WHAT IS REQUIRED: List, from the lines below, each one with "text" in it.

RECORDS FOR THIS EXERCISE:

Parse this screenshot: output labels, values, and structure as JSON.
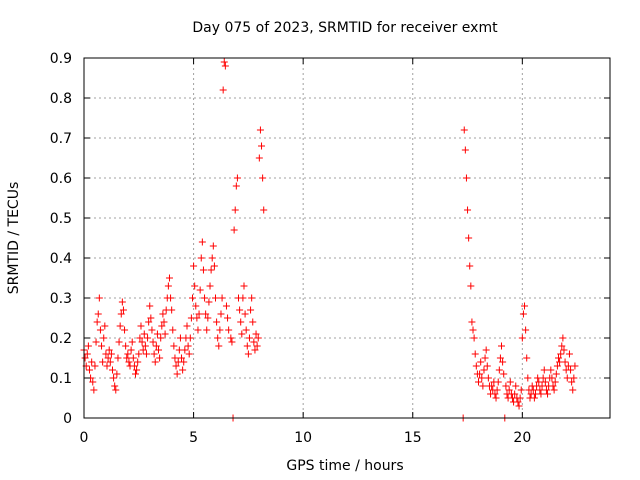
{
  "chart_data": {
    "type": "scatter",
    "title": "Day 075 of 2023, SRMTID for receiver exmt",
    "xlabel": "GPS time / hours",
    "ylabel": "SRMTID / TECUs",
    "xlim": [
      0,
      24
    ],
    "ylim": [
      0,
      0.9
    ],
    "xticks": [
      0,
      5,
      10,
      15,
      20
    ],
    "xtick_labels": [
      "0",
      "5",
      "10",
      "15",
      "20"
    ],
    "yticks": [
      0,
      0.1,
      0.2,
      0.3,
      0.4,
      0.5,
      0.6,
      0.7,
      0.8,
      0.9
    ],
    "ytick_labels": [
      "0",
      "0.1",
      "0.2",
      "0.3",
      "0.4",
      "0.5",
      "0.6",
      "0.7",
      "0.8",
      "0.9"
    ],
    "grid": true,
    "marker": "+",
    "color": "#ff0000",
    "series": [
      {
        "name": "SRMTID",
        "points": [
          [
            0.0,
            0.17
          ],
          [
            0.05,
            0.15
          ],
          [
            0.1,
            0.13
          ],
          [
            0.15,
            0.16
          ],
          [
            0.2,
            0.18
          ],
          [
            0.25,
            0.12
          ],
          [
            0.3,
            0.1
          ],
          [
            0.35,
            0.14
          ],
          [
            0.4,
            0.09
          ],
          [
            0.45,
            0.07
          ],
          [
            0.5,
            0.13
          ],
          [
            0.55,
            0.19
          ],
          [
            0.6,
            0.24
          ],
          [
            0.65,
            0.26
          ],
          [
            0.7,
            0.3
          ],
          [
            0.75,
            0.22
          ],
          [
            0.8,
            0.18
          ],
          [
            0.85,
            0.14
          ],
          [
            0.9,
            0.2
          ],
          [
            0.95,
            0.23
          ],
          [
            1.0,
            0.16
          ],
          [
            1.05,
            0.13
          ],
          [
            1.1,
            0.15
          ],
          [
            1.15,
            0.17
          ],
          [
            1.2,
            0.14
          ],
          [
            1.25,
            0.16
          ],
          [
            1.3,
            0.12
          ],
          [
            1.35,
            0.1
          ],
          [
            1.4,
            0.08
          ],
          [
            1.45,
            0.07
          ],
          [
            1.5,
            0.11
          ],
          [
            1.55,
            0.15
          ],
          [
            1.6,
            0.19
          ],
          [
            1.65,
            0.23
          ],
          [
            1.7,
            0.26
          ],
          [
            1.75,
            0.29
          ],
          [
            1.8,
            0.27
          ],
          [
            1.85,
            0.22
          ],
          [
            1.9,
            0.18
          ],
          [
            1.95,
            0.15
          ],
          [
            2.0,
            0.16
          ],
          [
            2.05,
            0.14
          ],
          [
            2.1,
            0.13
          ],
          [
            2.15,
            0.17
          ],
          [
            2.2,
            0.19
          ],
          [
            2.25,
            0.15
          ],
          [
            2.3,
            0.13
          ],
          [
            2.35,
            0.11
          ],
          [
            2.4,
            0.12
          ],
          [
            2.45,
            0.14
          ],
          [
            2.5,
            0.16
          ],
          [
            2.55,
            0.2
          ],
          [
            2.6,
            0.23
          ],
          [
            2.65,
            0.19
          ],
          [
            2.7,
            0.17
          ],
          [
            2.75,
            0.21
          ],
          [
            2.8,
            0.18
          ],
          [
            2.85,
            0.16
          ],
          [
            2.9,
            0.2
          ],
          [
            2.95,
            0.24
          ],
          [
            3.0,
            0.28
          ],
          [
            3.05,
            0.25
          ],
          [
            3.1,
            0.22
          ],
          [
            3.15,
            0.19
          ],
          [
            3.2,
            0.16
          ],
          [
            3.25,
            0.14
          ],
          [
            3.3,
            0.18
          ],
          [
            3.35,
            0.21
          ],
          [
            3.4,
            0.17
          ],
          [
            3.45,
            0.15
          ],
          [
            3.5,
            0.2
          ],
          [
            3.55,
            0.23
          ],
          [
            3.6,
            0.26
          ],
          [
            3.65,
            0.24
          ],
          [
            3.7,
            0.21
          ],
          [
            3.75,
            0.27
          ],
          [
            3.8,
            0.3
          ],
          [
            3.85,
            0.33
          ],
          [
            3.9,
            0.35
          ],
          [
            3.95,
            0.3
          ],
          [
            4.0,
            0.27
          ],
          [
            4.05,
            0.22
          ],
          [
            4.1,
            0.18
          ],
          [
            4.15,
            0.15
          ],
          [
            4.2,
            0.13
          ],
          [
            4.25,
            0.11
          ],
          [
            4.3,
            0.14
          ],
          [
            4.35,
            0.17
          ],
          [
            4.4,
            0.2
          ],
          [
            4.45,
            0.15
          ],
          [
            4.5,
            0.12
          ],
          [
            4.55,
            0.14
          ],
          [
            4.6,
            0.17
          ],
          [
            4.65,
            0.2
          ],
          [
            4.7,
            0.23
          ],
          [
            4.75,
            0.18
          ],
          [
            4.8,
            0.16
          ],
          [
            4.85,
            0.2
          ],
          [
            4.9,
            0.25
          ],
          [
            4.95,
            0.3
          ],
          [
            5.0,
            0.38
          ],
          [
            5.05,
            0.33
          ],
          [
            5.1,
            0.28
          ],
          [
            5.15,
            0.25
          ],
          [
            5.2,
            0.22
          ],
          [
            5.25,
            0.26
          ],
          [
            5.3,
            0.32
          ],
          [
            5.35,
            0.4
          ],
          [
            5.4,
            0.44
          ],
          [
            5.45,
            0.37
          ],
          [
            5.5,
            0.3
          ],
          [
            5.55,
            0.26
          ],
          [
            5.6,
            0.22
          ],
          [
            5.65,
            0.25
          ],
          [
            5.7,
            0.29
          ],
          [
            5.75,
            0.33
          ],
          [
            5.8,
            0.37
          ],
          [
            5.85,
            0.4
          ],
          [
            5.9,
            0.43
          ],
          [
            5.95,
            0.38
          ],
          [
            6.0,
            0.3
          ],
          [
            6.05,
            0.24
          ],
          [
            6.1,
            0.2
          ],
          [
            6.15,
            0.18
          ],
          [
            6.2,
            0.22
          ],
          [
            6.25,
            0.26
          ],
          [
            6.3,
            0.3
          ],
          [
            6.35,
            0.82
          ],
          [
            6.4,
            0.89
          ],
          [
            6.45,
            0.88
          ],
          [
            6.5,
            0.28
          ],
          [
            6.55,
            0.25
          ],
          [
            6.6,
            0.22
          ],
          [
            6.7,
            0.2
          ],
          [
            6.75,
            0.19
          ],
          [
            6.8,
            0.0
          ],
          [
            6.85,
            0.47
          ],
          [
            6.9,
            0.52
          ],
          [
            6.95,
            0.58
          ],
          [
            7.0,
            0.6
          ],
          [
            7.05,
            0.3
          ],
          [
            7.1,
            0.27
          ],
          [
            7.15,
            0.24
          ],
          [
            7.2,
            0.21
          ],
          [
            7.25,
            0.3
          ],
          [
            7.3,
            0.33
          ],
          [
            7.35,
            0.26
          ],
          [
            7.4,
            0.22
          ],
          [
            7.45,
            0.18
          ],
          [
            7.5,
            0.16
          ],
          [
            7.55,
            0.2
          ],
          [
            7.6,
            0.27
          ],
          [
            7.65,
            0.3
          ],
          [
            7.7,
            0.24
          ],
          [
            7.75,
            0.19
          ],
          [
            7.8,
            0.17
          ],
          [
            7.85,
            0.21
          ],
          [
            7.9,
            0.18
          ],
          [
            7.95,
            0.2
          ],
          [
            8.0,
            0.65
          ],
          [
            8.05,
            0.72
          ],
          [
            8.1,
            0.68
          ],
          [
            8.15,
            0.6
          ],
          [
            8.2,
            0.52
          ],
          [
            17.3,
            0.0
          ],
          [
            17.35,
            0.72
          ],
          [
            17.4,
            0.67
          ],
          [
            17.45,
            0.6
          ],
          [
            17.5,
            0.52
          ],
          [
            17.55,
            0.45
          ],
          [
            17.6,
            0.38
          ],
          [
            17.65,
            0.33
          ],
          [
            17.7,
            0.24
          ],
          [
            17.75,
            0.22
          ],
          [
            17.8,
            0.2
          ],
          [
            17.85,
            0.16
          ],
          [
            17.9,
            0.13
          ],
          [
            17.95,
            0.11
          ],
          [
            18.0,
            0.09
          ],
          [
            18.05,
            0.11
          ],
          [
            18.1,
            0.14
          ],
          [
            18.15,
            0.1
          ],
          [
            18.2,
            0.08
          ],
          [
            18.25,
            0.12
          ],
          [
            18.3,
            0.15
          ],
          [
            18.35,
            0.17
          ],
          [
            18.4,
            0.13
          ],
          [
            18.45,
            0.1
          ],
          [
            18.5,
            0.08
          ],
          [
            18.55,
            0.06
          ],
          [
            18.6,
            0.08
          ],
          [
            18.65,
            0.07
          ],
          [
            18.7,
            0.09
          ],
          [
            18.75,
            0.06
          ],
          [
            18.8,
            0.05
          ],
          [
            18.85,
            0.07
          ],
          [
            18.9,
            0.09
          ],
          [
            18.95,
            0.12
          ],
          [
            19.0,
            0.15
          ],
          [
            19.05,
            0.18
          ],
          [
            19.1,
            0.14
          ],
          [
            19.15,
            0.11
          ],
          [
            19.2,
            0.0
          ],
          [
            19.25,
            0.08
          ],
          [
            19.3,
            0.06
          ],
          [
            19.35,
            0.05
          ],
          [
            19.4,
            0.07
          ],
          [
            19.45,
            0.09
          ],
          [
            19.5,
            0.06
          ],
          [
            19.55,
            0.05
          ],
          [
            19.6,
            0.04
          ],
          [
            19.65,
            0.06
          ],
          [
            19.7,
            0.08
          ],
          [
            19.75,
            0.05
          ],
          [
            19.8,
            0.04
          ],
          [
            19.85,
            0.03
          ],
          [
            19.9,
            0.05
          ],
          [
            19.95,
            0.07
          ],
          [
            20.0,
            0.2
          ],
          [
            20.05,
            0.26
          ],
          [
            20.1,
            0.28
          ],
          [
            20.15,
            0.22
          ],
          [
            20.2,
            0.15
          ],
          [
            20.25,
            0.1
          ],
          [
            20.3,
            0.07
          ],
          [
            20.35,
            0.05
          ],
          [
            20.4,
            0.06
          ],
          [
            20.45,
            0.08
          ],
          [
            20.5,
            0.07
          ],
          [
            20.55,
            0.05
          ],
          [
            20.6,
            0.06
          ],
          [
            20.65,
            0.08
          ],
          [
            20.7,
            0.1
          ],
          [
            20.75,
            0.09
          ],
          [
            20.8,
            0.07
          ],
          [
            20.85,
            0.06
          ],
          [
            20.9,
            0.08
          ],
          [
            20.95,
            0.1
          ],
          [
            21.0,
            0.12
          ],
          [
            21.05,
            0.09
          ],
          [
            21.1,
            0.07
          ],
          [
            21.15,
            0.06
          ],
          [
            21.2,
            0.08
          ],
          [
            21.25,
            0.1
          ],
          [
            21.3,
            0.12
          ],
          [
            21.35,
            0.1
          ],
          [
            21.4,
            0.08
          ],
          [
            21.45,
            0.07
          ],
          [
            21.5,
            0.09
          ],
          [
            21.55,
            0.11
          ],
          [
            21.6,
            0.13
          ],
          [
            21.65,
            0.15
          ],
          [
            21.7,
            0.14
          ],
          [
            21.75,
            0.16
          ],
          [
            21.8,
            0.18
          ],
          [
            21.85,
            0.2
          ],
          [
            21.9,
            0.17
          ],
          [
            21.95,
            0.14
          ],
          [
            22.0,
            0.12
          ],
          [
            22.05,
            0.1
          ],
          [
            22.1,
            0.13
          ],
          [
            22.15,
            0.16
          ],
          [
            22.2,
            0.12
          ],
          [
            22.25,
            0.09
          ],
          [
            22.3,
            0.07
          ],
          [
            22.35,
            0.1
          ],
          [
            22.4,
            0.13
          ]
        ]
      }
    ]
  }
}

...

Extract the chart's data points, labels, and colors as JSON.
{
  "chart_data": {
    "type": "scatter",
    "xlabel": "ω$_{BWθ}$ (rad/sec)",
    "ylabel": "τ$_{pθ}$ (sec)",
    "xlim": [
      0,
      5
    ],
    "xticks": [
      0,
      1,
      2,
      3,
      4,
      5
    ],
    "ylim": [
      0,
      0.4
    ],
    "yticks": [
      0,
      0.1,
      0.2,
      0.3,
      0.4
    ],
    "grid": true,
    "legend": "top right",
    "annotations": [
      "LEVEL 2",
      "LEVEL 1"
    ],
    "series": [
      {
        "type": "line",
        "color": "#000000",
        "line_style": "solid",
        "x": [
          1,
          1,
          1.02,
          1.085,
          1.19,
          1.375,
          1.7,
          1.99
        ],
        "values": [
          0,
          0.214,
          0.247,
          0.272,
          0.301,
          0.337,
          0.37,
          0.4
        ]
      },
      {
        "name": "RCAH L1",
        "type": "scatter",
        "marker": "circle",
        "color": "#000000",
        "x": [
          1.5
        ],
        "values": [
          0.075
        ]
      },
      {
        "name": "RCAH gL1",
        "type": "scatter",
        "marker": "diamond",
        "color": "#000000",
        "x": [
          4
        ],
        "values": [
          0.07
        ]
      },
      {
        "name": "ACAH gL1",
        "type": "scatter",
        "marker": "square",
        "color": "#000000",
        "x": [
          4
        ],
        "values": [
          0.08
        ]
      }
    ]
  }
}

* * *

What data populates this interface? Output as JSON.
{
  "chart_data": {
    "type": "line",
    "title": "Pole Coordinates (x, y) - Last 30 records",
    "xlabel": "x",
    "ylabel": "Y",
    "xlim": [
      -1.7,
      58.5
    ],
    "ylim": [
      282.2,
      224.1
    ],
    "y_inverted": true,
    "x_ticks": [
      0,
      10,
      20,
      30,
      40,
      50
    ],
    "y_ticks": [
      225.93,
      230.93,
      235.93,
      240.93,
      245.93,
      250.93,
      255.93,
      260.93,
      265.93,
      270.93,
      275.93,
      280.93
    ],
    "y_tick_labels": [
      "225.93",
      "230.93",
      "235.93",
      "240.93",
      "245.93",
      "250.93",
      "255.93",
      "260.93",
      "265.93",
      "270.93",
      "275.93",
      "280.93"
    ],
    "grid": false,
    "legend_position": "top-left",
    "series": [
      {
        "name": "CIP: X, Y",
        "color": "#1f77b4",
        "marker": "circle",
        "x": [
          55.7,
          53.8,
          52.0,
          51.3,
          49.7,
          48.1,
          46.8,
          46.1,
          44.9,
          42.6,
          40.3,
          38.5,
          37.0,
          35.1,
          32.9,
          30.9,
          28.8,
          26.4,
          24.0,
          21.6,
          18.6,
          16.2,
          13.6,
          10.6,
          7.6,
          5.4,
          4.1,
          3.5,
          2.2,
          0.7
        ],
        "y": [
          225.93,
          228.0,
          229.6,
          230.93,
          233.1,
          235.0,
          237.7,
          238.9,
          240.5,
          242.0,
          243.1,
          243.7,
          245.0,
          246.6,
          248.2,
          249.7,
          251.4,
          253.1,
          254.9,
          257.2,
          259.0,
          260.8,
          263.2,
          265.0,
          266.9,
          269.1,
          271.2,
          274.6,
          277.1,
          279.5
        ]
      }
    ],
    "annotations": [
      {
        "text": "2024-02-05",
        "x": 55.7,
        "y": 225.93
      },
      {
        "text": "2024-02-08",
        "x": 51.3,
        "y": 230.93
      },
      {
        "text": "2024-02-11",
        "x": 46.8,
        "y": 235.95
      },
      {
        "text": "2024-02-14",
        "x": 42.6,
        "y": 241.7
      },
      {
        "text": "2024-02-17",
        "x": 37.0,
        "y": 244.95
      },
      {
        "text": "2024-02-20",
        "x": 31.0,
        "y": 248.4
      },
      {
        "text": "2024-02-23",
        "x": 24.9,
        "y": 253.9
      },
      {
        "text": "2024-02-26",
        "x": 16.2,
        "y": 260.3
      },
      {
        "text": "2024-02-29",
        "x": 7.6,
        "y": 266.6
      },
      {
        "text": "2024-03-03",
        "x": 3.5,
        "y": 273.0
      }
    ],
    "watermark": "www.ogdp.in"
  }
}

ANSWER TO THIS PROBLEM:
        "text": "2024-02-05",
        "text": "2024-02-08",
        "text": "2024-02-11",
        "text": "2024-02-14",
        "text": "2024-02-17",
        "text": "2024-02-20",
        "text": "2024-02-23",
        "text": "2024-02-26",
        "text": "2024-02-29",
        "text": "2024-03-03",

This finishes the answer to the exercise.